[DATA FOR THIS EXERCISE]:
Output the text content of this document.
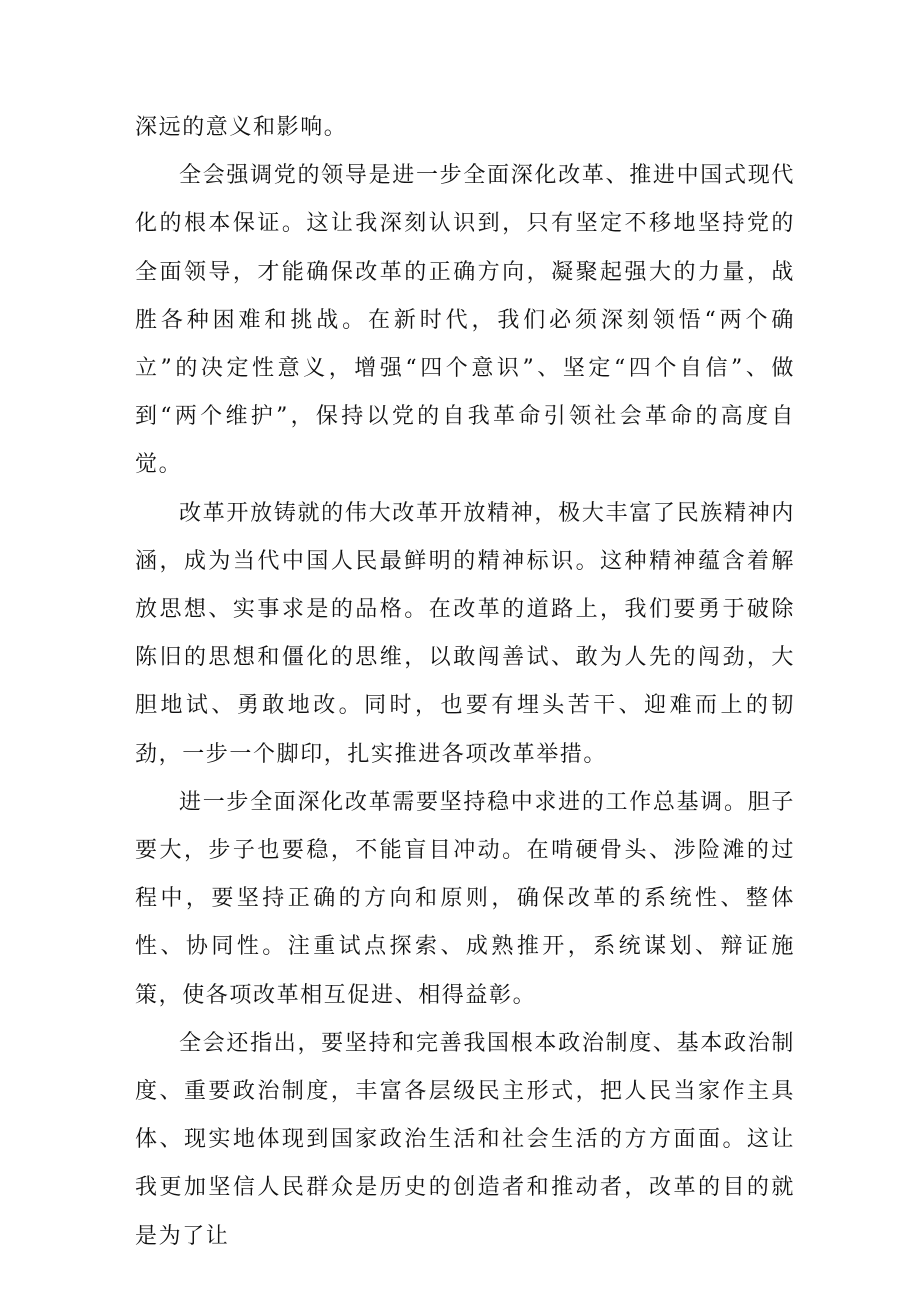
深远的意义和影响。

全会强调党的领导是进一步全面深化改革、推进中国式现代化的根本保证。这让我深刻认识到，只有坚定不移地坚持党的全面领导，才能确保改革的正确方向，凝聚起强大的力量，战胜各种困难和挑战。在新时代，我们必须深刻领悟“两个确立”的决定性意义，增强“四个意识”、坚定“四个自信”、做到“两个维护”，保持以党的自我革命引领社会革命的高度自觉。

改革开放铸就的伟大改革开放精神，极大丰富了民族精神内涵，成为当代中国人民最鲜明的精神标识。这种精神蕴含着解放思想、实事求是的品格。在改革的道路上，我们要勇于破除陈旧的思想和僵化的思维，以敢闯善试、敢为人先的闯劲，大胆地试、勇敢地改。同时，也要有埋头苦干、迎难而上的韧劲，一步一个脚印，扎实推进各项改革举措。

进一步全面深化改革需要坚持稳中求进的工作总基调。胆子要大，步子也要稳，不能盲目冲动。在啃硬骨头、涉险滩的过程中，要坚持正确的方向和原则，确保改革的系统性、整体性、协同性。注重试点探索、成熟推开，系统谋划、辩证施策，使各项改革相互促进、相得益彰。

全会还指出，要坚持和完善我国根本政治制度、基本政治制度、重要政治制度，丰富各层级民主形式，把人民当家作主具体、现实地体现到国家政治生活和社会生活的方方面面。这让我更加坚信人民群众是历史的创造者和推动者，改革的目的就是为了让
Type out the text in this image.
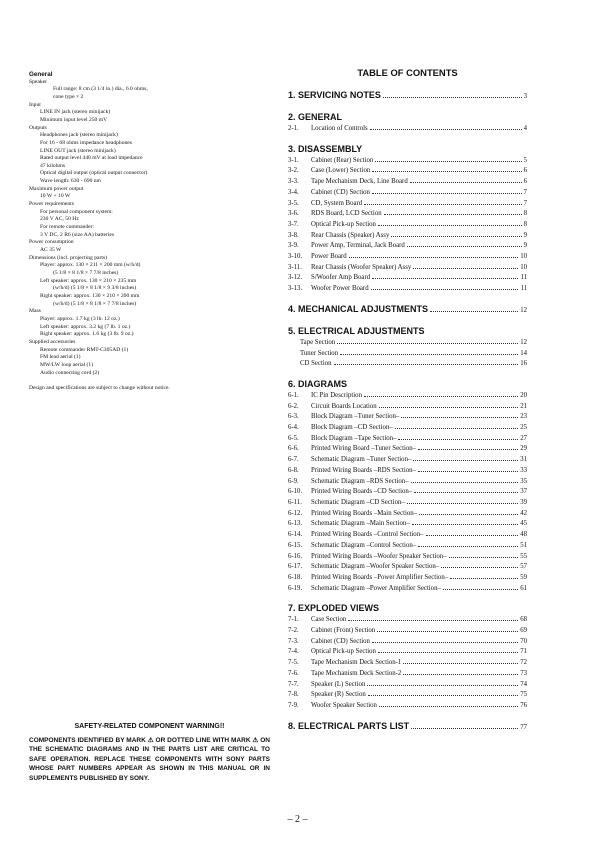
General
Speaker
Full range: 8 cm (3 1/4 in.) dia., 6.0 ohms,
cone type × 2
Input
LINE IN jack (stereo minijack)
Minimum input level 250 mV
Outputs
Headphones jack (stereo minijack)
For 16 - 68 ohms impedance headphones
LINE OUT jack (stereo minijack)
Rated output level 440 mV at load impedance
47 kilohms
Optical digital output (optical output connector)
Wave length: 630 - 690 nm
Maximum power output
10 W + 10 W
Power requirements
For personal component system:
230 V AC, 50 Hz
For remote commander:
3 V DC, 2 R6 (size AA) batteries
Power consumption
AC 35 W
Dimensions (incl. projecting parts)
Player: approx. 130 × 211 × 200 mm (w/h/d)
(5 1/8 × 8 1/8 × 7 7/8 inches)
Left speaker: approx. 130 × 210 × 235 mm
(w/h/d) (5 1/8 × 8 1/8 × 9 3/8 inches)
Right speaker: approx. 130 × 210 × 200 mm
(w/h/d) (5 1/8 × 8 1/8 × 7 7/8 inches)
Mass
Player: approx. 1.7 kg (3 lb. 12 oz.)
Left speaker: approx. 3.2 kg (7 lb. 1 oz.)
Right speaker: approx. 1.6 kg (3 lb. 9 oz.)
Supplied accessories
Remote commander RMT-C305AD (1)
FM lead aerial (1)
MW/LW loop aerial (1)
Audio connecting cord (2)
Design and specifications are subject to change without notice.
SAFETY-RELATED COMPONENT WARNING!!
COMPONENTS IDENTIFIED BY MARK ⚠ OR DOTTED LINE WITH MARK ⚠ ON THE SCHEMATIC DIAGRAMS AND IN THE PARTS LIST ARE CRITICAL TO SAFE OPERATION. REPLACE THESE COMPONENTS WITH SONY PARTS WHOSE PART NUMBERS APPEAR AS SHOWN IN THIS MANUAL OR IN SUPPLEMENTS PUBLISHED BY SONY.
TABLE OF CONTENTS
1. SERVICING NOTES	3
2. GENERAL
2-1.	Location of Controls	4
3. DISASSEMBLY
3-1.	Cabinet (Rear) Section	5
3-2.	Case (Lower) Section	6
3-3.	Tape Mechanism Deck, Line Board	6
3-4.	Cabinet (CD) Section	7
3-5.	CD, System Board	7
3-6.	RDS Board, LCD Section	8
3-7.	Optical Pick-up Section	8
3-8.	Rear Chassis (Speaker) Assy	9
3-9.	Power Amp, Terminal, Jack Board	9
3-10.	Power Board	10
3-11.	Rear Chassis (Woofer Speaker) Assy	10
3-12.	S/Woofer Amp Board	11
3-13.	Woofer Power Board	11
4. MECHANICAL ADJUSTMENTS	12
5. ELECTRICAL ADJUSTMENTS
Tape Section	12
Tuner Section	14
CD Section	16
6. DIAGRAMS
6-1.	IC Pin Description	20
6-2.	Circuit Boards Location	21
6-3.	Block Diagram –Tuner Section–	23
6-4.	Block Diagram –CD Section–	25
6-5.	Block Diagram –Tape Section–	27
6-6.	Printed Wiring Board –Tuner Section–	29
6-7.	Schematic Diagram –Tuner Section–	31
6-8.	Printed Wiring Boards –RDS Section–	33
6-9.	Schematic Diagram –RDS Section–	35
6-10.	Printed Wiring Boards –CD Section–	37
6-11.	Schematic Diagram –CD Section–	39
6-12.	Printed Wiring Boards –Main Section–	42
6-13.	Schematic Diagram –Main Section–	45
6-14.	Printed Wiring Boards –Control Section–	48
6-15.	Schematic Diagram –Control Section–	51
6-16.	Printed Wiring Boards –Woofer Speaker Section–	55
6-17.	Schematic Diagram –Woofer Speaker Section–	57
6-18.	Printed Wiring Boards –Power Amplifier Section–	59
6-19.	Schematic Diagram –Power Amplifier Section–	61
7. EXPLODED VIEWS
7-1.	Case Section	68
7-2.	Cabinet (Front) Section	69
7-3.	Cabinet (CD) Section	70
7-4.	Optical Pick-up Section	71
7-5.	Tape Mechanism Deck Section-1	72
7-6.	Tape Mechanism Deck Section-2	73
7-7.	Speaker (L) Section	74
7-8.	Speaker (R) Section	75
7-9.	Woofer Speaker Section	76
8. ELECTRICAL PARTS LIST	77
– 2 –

==

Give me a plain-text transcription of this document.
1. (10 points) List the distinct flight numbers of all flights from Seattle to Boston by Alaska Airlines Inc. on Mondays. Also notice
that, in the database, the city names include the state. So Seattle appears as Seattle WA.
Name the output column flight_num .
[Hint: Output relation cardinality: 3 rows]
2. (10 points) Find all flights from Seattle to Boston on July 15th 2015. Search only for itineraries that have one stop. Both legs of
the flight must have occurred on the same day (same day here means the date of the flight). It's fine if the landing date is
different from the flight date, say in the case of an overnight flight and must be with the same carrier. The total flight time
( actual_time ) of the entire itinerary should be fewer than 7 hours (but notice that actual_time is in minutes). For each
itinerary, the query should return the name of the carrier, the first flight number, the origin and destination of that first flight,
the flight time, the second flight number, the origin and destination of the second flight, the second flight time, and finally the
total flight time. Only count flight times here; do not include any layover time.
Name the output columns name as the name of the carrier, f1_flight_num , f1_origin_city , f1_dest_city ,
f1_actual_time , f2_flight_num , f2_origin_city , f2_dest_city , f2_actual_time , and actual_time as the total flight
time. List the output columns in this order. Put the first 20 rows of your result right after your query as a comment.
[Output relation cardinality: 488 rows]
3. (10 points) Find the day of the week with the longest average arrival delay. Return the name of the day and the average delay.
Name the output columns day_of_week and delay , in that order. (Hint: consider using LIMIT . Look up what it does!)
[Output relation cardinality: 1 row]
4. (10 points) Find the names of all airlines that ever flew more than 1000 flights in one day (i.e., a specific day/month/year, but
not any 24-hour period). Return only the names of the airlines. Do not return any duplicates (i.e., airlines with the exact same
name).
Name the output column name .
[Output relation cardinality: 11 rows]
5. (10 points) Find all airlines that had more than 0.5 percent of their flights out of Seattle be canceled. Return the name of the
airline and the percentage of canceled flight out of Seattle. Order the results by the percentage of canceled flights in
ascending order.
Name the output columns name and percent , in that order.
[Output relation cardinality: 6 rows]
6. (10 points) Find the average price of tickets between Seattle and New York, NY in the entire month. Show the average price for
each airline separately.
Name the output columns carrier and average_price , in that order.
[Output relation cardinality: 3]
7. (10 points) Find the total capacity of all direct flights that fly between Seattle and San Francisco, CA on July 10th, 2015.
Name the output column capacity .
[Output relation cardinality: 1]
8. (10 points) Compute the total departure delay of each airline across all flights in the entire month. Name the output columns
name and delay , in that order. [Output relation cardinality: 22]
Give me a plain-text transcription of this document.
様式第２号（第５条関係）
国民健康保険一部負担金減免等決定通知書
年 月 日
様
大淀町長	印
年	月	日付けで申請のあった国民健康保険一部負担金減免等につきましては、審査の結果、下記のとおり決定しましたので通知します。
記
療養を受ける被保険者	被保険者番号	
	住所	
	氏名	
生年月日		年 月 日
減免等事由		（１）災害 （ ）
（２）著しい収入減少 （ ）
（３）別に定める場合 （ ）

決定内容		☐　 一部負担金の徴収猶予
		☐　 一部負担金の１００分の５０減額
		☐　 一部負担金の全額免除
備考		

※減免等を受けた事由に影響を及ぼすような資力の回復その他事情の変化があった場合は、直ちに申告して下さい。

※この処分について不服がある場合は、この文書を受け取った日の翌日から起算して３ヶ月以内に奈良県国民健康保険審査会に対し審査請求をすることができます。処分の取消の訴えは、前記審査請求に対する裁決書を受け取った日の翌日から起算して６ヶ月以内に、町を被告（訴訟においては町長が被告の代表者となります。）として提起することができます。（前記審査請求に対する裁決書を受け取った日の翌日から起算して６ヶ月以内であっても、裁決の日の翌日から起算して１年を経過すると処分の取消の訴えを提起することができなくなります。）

--

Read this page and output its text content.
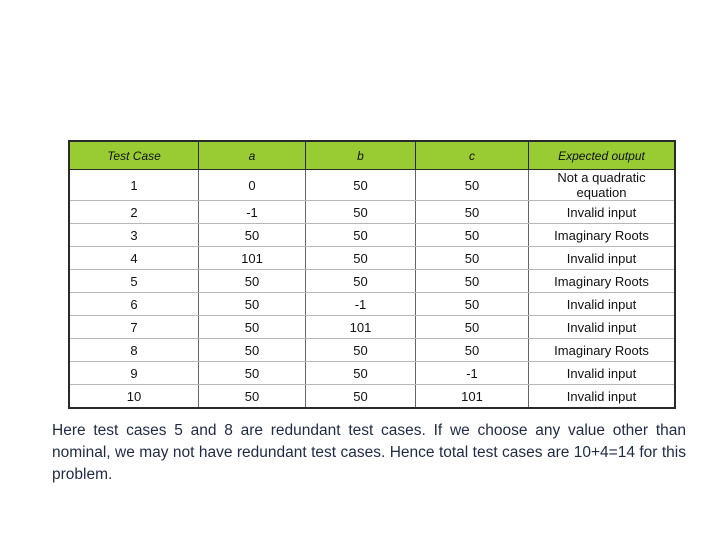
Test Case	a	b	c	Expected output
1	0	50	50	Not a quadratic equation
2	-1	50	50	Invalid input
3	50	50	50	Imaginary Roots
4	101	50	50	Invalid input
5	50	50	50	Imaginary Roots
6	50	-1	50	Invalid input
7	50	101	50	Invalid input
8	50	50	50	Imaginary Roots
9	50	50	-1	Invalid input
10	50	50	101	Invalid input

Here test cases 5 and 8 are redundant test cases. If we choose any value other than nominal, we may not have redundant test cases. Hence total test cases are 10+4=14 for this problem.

[WHAT IS ASKED]:
Supply the count of lines in the entries that contain the word "Deck", and nothing besides.

[EXERCISE RESPONSE]:
3